Format the entries between the lines containing "List every element" and "task-n[interactable]: N... (644, 738, 710, 764)", inclusive, as a numbered list, omitting blank lines and leaving out the pictures.

**Information given:**
^^^^
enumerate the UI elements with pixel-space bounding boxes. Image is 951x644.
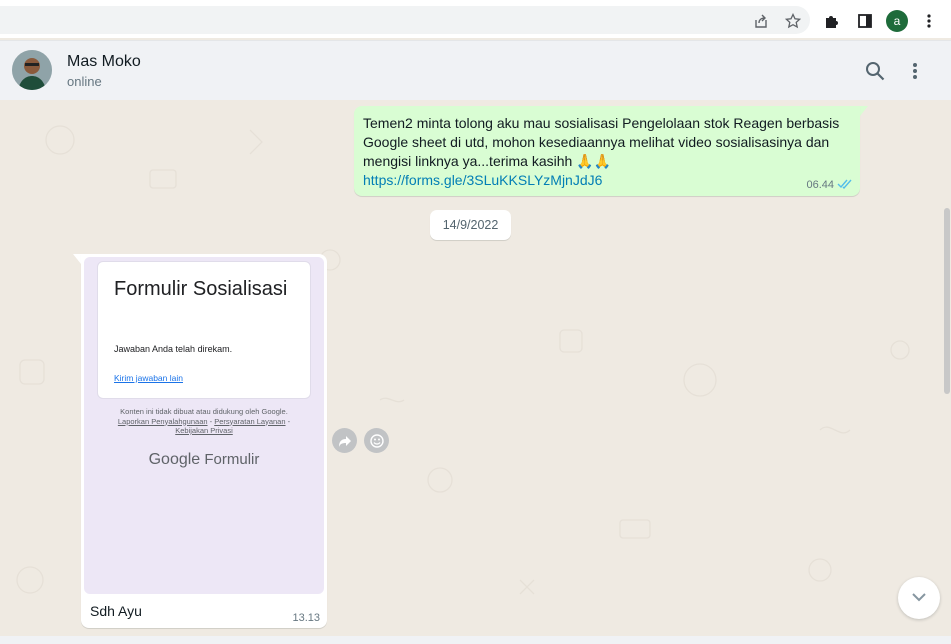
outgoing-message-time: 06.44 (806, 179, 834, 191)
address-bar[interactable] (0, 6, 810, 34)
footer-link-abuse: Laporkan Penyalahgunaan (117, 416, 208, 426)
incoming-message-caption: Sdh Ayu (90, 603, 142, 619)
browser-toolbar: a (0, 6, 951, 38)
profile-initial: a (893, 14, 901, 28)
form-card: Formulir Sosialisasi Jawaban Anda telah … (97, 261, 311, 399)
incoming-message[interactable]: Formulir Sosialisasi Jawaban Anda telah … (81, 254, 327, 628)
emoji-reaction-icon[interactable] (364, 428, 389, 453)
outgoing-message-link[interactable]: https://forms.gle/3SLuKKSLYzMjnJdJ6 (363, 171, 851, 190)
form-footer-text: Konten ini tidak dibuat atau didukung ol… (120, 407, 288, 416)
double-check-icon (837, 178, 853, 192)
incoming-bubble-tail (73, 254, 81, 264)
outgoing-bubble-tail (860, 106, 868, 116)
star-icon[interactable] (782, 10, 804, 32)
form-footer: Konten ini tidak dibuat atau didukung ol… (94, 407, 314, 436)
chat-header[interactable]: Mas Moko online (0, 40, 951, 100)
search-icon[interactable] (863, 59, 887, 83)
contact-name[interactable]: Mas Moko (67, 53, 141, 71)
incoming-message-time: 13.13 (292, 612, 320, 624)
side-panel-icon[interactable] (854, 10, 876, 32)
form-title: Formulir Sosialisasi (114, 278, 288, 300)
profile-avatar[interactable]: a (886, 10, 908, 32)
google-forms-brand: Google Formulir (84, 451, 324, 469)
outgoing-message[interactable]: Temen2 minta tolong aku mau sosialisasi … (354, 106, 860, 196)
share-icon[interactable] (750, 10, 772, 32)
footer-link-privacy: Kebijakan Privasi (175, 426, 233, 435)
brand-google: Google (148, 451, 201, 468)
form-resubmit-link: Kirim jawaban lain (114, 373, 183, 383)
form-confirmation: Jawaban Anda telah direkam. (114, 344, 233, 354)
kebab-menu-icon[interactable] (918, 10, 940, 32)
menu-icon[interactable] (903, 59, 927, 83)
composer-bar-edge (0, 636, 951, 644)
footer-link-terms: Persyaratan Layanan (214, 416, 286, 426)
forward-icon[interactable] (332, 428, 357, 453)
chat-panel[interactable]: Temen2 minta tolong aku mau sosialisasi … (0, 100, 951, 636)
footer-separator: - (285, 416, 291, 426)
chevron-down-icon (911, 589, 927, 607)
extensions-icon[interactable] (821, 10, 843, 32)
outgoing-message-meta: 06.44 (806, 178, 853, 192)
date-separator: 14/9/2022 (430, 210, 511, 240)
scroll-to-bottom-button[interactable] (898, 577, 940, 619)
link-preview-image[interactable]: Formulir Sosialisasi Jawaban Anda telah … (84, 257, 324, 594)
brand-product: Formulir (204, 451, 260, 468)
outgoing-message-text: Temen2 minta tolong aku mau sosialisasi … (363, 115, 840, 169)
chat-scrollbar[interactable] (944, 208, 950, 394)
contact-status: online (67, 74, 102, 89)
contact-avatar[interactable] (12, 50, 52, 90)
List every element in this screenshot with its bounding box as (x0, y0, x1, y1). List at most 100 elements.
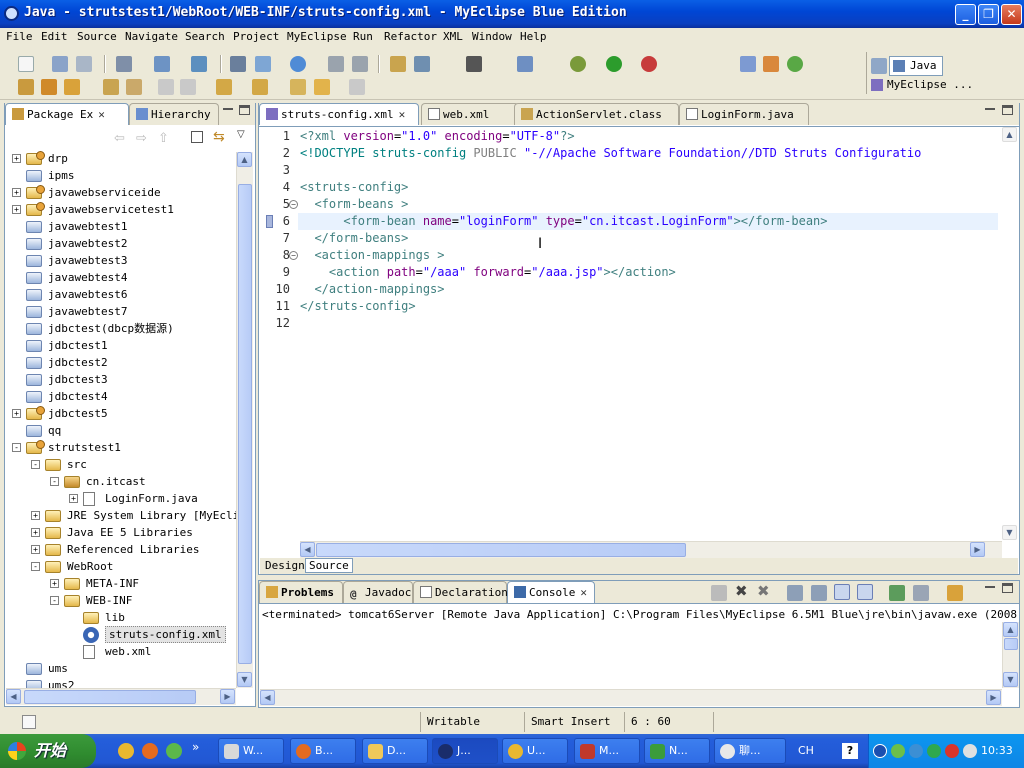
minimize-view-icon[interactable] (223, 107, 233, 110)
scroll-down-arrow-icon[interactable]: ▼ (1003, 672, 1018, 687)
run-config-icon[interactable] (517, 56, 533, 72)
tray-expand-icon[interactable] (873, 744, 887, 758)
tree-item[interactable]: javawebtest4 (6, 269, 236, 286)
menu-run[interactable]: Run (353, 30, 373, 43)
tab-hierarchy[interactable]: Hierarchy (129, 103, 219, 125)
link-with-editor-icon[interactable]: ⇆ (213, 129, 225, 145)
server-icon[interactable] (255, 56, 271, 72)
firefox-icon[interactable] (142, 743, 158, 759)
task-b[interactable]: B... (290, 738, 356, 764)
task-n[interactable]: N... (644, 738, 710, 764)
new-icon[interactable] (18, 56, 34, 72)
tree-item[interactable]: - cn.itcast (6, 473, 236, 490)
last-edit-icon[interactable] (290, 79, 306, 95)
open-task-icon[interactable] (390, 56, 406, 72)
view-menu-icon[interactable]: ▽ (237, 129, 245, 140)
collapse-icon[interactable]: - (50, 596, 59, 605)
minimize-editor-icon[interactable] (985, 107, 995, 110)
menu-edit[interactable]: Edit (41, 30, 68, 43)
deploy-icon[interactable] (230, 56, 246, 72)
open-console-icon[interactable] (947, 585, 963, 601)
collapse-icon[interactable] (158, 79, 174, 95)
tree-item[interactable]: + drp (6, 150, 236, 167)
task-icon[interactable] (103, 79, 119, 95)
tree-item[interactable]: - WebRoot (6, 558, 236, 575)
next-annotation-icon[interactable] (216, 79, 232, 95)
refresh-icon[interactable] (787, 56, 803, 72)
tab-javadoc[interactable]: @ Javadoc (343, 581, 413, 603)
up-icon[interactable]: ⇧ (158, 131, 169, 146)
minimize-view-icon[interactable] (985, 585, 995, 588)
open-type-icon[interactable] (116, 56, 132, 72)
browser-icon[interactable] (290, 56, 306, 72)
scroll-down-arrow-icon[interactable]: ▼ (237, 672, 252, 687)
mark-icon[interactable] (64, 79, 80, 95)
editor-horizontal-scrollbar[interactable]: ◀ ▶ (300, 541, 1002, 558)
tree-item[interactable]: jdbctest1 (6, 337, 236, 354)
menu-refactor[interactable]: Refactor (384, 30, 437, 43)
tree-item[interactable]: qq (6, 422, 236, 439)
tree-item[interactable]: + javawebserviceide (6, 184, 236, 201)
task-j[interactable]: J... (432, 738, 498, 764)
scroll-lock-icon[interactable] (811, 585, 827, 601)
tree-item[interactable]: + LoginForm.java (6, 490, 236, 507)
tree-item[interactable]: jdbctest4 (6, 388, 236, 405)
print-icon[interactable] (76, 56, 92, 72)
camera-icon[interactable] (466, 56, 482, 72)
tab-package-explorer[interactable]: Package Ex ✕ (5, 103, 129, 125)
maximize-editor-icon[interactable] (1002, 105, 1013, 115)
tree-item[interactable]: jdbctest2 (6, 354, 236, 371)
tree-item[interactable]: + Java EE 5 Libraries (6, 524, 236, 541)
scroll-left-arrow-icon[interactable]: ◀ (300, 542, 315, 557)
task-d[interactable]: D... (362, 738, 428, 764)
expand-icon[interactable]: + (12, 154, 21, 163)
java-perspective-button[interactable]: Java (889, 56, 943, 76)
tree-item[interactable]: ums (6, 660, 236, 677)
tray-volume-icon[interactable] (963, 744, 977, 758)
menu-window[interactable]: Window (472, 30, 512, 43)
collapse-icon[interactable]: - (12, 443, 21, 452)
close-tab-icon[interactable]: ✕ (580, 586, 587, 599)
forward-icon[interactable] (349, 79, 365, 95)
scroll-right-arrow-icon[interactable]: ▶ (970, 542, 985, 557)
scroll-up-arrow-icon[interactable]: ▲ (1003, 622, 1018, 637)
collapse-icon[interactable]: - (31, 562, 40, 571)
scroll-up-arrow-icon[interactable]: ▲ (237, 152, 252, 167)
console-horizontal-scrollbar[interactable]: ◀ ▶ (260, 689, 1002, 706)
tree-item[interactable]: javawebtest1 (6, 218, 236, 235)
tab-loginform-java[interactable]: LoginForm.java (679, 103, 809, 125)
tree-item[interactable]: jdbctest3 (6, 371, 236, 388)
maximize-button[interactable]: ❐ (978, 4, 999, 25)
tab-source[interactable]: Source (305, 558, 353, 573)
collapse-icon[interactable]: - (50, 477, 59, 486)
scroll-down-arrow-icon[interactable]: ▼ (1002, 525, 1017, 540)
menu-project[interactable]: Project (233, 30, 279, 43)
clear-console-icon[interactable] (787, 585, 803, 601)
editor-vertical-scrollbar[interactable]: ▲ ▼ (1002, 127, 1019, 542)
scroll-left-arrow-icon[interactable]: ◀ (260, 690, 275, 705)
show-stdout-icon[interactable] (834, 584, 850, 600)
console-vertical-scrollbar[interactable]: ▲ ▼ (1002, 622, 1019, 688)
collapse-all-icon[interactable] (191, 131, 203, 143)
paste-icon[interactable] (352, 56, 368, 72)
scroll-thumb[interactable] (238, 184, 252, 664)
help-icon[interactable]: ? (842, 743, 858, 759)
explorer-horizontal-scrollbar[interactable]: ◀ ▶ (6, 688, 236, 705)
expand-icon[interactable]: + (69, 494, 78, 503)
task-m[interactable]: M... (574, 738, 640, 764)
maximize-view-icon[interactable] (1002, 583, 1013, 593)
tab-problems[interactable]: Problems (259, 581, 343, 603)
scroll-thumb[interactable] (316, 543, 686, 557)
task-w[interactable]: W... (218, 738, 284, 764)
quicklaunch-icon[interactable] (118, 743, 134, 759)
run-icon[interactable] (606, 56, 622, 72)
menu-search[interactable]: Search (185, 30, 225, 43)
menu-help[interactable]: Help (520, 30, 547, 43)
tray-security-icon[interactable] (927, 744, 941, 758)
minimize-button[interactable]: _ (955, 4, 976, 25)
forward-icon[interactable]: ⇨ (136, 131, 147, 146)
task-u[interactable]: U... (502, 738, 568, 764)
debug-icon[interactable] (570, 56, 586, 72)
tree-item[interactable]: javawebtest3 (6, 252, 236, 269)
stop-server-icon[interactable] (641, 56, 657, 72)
^^^^
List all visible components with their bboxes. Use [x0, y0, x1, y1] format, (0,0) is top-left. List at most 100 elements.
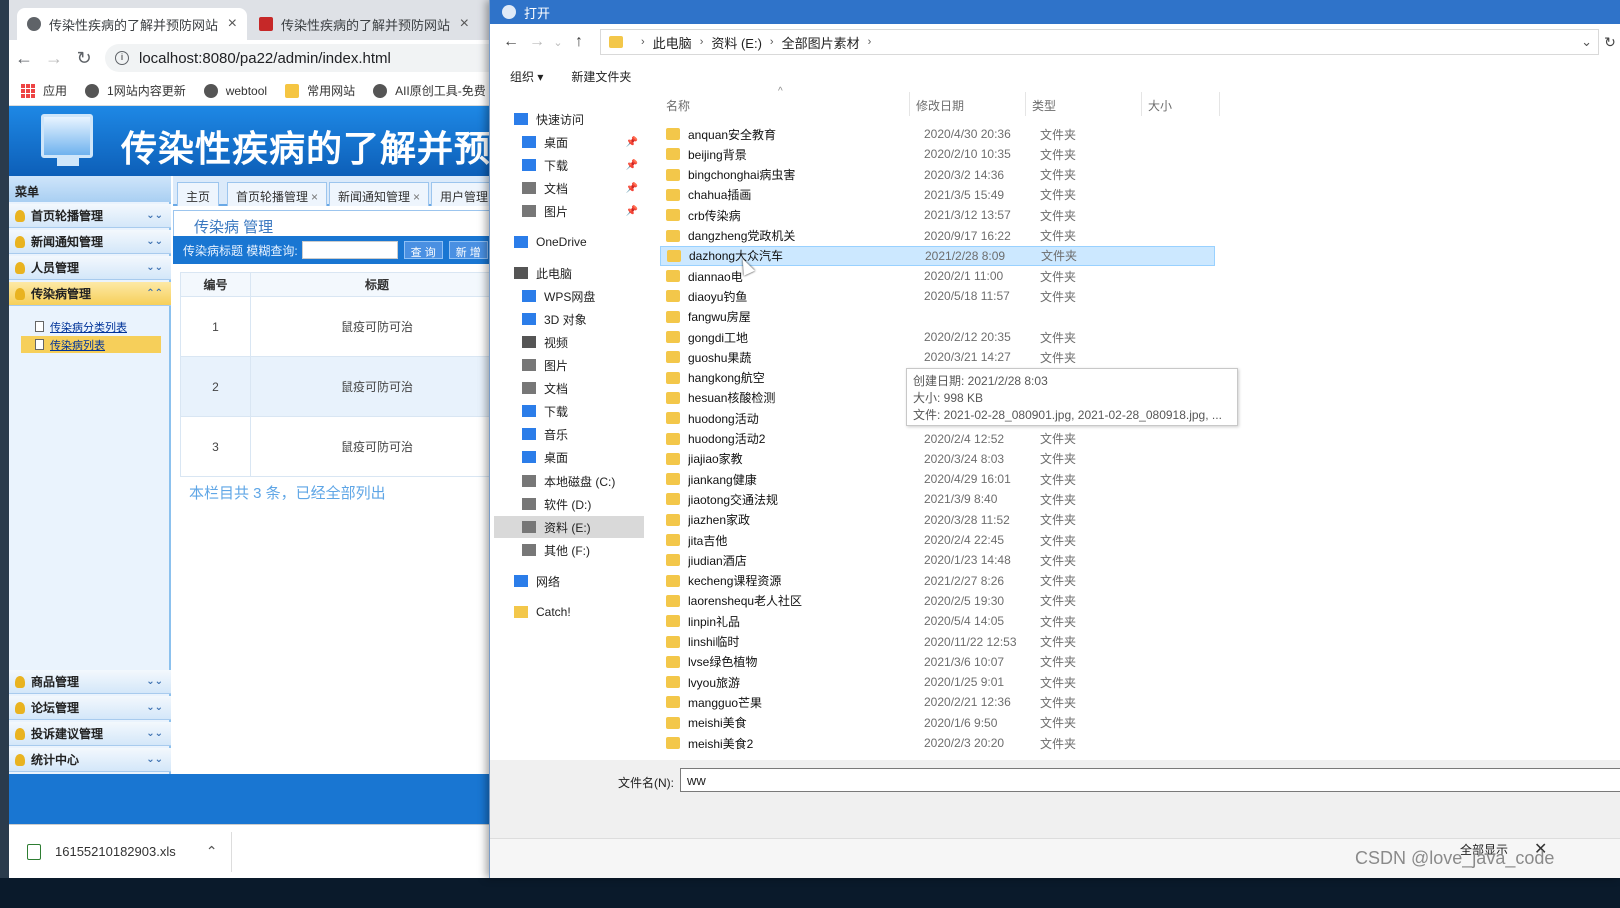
^^^^
**Output for this exercise:**
1. List every element in this screenshot with its bounding box as (x0, y0, x1, y1). List at most 100 elements.
2. minimize-view-icon[interactable] (223, 107, 233, 110)
3. scroll-down-arrow-icon[interactable]: ▼ (1003, 672, 1018, 687)
4. run-config-icon[interactable] (517, 56, 533, 72)
5. tray-expand-icon[interactable] (873, 744, 887, 758)
6. tree-item[interactable]: javawebtest4 (6, 269, 236, 286)
7. menu-run[interactable]: Run (353, 30, 373, 43)
8. tab-hierarchy[interactable]: Hierarchy (129, 103, 219, 125)
9. link-with-editor-icon[interactable]: ⇆ (213, 129, 225, 145)
10. server-icon[interactable] (255, 56, 271, 72)
11. firefox-icon[interactable] (142, 743, 158, 759)
12. task-b[interactable]: B... (290, 738, 356, 764)
13. task-n[interactable]: N... (644, 738, 710, 764)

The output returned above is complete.